[Excerpts from a figure dataset]

▶

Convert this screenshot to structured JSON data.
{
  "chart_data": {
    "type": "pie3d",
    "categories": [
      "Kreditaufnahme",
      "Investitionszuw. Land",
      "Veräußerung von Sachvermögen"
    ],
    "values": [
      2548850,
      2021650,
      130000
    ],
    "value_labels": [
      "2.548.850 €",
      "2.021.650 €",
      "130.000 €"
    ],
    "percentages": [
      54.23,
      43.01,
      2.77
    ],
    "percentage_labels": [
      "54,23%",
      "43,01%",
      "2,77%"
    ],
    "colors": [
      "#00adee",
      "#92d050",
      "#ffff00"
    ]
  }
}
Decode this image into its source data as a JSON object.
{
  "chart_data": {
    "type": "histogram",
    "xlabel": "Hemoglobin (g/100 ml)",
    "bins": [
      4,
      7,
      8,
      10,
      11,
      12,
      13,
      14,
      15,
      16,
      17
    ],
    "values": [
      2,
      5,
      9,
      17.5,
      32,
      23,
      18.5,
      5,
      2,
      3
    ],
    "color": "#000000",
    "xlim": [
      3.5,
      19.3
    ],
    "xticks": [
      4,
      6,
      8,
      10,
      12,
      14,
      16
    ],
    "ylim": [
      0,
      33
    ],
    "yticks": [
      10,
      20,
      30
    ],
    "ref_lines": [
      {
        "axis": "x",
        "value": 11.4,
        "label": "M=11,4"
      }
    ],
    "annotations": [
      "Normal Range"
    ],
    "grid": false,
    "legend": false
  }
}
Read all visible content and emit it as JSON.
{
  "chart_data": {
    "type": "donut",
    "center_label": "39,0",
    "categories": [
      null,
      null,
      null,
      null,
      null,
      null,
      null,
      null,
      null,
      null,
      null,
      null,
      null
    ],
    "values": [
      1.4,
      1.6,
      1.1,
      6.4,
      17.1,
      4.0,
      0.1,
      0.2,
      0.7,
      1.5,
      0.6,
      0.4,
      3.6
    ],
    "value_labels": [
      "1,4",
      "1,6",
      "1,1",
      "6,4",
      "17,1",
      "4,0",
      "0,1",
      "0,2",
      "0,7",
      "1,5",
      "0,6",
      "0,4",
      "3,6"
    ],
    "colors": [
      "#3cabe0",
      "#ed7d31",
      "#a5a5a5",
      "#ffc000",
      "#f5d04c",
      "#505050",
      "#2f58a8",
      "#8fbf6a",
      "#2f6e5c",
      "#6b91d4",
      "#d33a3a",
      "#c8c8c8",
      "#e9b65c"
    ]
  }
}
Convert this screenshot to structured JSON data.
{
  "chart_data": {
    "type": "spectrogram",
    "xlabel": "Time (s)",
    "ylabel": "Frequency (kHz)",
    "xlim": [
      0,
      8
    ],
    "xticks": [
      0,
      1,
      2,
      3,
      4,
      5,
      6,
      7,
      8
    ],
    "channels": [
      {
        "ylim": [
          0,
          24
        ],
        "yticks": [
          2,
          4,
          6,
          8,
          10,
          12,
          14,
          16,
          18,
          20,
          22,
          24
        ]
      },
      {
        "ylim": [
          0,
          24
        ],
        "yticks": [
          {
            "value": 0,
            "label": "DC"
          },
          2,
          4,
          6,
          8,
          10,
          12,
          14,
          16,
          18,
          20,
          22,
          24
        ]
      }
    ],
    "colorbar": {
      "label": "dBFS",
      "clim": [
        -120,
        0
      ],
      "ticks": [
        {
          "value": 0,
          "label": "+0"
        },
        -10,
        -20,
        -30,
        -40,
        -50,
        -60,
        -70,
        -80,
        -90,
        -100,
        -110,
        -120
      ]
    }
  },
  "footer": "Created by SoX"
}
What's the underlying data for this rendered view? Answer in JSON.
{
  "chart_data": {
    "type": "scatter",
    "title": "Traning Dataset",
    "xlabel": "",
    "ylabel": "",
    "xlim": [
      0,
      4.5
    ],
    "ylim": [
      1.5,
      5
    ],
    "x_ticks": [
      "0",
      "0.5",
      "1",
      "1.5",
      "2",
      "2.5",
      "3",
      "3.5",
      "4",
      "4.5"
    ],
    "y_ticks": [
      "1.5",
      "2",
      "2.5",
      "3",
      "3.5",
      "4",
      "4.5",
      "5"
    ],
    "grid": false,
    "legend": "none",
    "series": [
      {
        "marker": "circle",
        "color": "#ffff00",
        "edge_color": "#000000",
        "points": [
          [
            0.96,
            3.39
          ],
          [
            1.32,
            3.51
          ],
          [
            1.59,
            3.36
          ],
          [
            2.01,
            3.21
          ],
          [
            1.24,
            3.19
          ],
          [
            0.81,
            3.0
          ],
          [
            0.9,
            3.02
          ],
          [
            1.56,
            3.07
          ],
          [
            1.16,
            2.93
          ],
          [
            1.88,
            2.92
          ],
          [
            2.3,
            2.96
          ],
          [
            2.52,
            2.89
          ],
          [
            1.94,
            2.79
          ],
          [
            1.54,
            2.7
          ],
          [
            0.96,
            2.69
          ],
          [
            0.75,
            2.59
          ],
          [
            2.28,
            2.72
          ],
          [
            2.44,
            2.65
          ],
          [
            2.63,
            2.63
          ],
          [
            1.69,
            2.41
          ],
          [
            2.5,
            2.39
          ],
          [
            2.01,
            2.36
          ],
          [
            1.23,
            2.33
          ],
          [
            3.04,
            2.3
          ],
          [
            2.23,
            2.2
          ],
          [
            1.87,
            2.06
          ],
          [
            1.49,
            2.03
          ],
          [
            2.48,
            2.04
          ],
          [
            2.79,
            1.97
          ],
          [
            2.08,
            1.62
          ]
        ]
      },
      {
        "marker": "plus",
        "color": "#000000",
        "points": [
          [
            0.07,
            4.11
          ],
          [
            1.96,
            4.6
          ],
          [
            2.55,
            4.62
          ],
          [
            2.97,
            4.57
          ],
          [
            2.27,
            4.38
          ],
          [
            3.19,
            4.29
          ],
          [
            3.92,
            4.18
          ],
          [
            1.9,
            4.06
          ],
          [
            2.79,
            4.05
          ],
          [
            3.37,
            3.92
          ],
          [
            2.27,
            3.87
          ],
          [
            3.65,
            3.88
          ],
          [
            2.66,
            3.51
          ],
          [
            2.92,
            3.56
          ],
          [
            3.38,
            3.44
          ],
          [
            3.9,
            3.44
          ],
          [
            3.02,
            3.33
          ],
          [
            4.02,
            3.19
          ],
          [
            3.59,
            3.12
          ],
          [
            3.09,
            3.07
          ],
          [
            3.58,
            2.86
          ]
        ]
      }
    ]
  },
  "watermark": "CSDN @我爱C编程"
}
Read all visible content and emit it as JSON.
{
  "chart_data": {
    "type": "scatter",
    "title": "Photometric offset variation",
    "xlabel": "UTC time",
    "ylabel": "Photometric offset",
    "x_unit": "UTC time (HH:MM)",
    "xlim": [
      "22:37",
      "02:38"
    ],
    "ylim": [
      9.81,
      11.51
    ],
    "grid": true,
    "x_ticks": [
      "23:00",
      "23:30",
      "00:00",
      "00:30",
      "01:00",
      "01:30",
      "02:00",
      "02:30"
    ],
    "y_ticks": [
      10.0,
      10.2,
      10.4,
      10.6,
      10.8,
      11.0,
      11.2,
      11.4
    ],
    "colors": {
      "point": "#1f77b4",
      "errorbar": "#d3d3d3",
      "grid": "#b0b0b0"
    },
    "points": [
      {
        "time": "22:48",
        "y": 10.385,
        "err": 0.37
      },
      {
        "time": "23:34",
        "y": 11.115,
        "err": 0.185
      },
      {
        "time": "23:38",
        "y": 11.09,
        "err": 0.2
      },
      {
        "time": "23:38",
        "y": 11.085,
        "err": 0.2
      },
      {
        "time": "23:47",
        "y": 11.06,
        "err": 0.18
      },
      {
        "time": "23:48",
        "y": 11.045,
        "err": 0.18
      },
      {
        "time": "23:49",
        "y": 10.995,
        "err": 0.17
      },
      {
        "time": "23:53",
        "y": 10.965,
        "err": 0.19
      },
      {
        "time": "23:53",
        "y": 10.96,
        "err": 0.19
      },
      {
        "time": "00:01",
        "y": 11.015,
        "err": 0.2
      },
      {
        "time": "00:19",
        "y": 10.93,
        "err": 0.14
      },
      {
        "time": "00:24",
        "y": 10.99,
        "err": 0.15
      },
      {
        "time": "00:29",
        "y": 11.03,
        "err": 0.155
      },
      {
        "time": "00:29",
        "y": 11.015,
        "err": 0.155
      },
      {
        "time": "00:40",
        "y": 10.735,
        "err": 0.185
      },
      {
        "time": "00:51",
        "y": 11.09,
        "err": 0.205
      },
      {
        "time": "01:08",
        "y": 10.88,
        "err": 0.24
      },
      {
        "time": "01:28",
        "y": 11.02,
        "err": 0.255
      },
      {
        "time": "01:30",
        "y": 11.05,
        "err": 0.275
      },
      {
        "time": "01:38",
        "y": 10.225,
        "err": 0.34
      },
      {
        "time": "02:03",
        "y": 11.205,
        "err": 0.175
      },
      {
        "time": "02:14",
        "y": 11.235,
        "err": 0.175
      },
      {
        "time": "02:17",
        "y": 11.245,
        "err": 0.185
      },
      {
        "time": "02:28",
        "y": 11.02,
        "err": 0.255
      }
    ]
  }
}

◀

# What to do
In the entries above, find every line with the word "ylabel" and list it.

# Exercise response
    "ylabel": "Frequency (kHz)",
    "ylabel": "",
    "ylabel": "Photometric offset",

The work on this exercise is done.